#### Required task:
Each line of the material below should be reproduced exactly.

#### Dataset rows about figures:
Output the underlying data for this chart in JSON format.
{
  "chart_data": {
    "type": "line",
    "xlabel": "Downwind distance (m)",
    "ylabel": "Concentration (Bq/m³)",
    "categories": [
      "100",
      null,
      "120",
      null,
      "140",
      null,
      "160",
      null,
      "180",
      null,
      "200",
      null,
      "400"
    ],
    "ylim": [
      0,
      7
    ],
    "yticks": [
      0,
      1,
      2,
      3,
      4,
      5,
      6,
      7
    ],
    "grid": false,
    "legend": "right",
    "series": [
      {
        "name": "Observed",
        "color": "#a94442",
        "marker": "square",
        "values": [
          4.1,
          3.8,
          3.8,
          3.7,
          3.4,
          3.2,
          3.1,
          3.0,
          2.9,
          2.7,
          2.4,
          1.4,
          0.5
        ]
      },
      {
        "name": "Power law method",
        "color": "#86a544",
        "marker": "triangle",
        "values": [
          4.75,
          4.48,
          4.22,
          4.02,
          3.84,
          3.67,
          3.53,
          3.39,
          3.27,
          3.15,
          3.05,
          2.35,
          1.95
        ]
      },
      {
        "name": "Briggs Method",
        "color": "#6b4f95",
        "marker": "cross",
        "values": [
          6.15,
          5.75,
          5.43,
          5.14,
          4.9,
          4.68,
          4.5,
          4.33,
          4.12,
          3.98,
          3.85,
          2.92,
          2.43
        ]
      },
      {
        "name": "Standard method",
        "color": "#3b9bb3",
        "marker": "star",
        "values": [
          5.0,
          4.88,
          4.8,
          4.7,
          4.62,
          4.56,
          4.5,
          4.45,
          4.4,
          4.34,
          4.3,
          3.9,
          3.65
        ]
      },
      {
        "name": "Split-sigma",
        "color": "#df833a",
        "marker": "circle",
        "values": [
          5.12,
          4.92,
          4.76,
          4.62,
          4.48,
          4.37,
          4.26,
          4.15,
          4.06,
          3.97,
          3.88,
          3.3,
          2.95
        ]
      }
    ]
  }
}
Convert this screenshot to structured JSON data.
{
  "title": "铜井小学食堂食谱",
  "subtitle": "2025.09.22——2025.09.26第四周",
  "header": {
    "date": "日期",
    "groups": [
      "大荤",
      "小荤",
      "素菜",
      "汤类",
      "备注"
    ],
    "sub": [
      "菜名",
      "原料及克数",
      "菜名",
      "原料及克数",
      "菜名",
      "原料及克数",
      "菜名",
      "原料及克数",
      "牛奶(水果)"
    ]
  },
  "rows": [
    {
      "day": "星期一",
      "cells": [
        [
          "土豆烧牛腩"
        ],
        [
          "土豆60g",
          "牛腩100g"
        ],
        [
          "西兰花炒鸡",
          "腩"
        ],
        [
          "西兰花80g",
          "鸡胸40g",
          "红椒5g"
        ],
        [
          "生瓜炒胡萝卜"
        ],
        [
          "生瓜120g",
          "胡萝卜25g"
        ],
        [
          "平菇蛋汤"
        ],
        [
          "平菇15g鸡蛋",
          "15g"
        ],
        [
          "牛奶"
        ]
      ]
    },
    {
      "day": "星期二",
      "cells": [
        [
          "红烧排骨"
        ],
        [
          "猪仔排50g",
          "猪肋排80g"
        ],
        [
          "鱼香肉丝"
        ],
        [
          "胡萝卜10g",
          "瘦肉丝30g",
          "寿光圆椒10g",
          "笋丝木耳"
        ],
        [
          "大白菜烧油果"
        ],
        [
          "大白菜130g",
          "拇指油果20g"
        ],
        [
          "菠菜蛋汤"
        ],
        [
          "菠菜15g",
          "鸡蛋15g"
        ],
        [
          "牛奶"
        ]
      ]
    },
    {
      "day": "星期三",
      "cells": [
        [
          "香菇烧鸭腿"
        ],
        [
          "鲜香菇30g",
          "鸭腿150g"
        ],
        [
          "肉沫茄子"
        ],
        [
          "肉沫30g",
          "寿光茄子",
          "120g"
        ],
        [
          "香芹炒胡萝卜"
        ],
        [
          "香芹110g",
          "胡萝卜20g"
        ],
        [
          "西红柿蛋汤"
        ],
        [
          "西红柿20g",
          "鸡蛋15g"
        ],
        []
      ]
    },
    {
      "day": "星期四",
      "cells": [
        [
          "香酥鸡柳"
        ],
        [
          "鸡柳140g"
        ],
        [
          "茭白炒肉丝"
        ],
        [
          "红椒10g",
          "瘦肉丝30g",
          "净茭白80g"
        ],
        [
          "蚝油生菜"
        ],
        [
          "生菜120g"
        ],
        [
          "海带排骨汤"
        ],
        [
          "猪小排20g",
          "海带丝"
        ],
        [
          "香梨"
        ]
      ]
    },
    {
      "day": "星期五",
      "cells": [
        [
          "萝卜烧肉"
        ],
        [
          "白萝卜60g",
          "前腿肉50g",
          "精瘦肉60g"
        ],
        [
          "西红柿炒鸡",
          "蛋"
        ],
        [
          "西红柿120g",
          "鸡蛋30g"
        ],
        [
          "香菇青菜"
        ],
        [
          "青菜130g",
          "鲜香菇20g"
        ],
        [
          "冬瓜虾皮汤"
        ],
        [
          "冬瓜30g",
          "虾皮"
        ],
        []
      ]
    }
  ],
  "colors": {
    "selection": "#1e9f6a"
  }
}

#### Expected answer:
Output the underlying data for this chart in JSON format.
{
  "chart_data": {
    "type": "line",
    "xlabel": "Downwind distance (m)",
    "ylabel": "Concentration (Bq/m³)",
    "categories": [
      "100",
      null,
      "120",
      null,
      "140",
      null,
      "160",
      null,
      "180",
      null,
      "200",
      null,
      "400"
    ],
    "ylim": [
      0,
      7
    ],
    "yticks": [
      0,
      1,
      2,
      3,
      4,
      5,
      6,
      7
    ],
    "grid": false,
    "legend": "right",
    "series": [
      {
        "name": "Observed",
        "color": "#a94442",
        "marker": "square",
        "values": [
          4.1,
          3.8,
          3.8,
          3.7,
          3.4,
          3.2,
          3.1,
          3.0,
          2.9,
          2.7,
          2.4,
          1.4,
          0.5
        ]
      },
      {
        "name": "Power law method",
        "color": "#86a544",
        "marker": "triangle",
        "values": [
          4.75,
          4.48,
          4.22,
          4.02,
          3.84,
          3.67,
          3.53,
          3.39,
          3.27,
          3.15,
          3.05,
          2.35,
          1.95
        ]
      },
      {
        "name": "Briggs Method",
        "color": "#6b4f95",
        "marker": "cross",
        "values": [
          6.15,
          5.75,
          5.43,
          5.14,
          4.9,
          4.68,
          4.5,
          4.33,
          4.12,
          3.98,
          3.85,
          2.92,
          2.43
        ]
      },
      {
        "name": "Standard method",
        "color": "#3b9bb3",
        "marker": "star",
        "values": [
          5.0,
          4.88,
          4.8,
          4.7,
          4.62,
          4.56,
          4.5,
          4.45,
          4.4,
          4.34,
          4.3,
          3.9,
          3.65
        ]
      },
      {
        "name": "Split-sigma",
        "color": "#df833a",
        "marker": "circle",
        "values": [
          5.12,
          4.92,
          4.76,
          4.62,
          4.48,
          4.37,
          4.26,
          4.15,
          4.06,
          3.97,
          3.88,
          3.3,
          2.95
        ]
      }
    ]
  }
}
Convert this screenshot to structured JSON data.
{
  "title": "铜井小学食堂食谱",
  "subtitle": "2025.09.22——2025.09.26第四周",
  "header": {
    "date": "日期",
    "groups": [
      "大荤",
      "小荤",
      "素菜",
      "汤类",
      "备注"
    ],
    "sub": [
      "菜名",
      "原料及克数",
      "菜名",
      "原料及克数",
      "菜名",
      "原料及克数",
      "菜名",
      "原料及克数",
      "牛奶(水果)"
    ]
  },
  "rows": [
    {
      "day": "星期一",
      "cells": [
        [
          "土豆烧牛腩"
        ],
        [
          "土豆60g",
          "牛腩100g"
        ],
        [
          "西兰花炒鸡",
          "腩"
        ],
        [
          "西兰花80g",
          "鸡胸40g",
          "红椒5g"
        ],
        [
          "生瓜炒胡萝卜"
        ],
        [
          "生瓜120g",
          "胡萝卜25g"
        ],
        [
          "平菇蛋汤"
        ],
        [
          "平菇15g鸡蛋",
          "15g"
        ],
        [
          "牛奶"
        ]
      ]
    },
    {
      "day": "星期二",
      "cells": [
        [
          "红烧排骨"
        ],
        [
          "猪仔排50g",
          "猪肋排80g"
        ],
        [
          "鱼香肉丝"
        ],
        [
          "胡萝卜10g",
          "瘦肉丝30g",
          "寿光圆椒10g",
          "笋丝木耳"
        ],
        [
          "大白菜烧油果"
        ],
        [
          "大白菜130g",
          "拇指油果20g"
        ],
        [
          "菠菜蛋汤"
        ],
        [
          "菠菜15g",
          "鸡蛋15g"
        ],
        [
          "牛奶"
        ]
      ]
    },
    {
      "day": "星期三",
      "cells": [
        [
          "香菇烧鸭腿"
        ],
        [
          "鲜香菇30g",
          "鸭腿150g"
        ],
        [
          "肉沫茄子"
        ],
        [
          "肉沫30g",
          "寿光茄子",
          "120g"
        ],
        [
          "香芹炒胡萝卜"
        ],
        [
          "香芹110g",
          "胡萝卜20g"
        ],
        [
          "西红柿蛋汤"
        ],
        [
          "西红柿20g",
          "鸡蛋15g"
        ],
        []
      ]
    },
    {
      "day": "星期四",
      "cells": [
        [
          "香酥鸡柳"
        ],
        [
          "鸡柳140g"
        ],
        [
          "茭白炒肉丝"
        ],
        [
          "红椒10g",
          "瘦肉丝30g",
          "净茭白80g"
        ],
        [
          "蚝油生菜"
        ],
        [
          "生菜120g"
        ],
        [
          "海带排骨汤"
        ],
        [
          "猪小排20g",
          "海带丝"
        ],
        [
          "香梨"
        ]
      ]
    },
    {
      "day": "星期五",
      "cells": [
        [
          "萝卜烧肉"
        ],
        [
          "白萝卜60g",
          "前腿肉50g",
          "精瘦肉60g"
        ],
        [
          "西红柿炒鸡",
          "蛋"
        ],
        [
          "西红柿120g",
          "鸡蛋30g"
        ],
        [
          "香菇青菜"
        ],
        [
          "青菜130g",
          "鲜香菇20g"
        ],
        [
          "冬瓜虾皮汤"
        ],
        [
          "冬瓜30g",
          "虾皮"
        ],
        []
      ]
    }
  ],
  "colors": {
    "selection": "#1e9f6a"
  }
}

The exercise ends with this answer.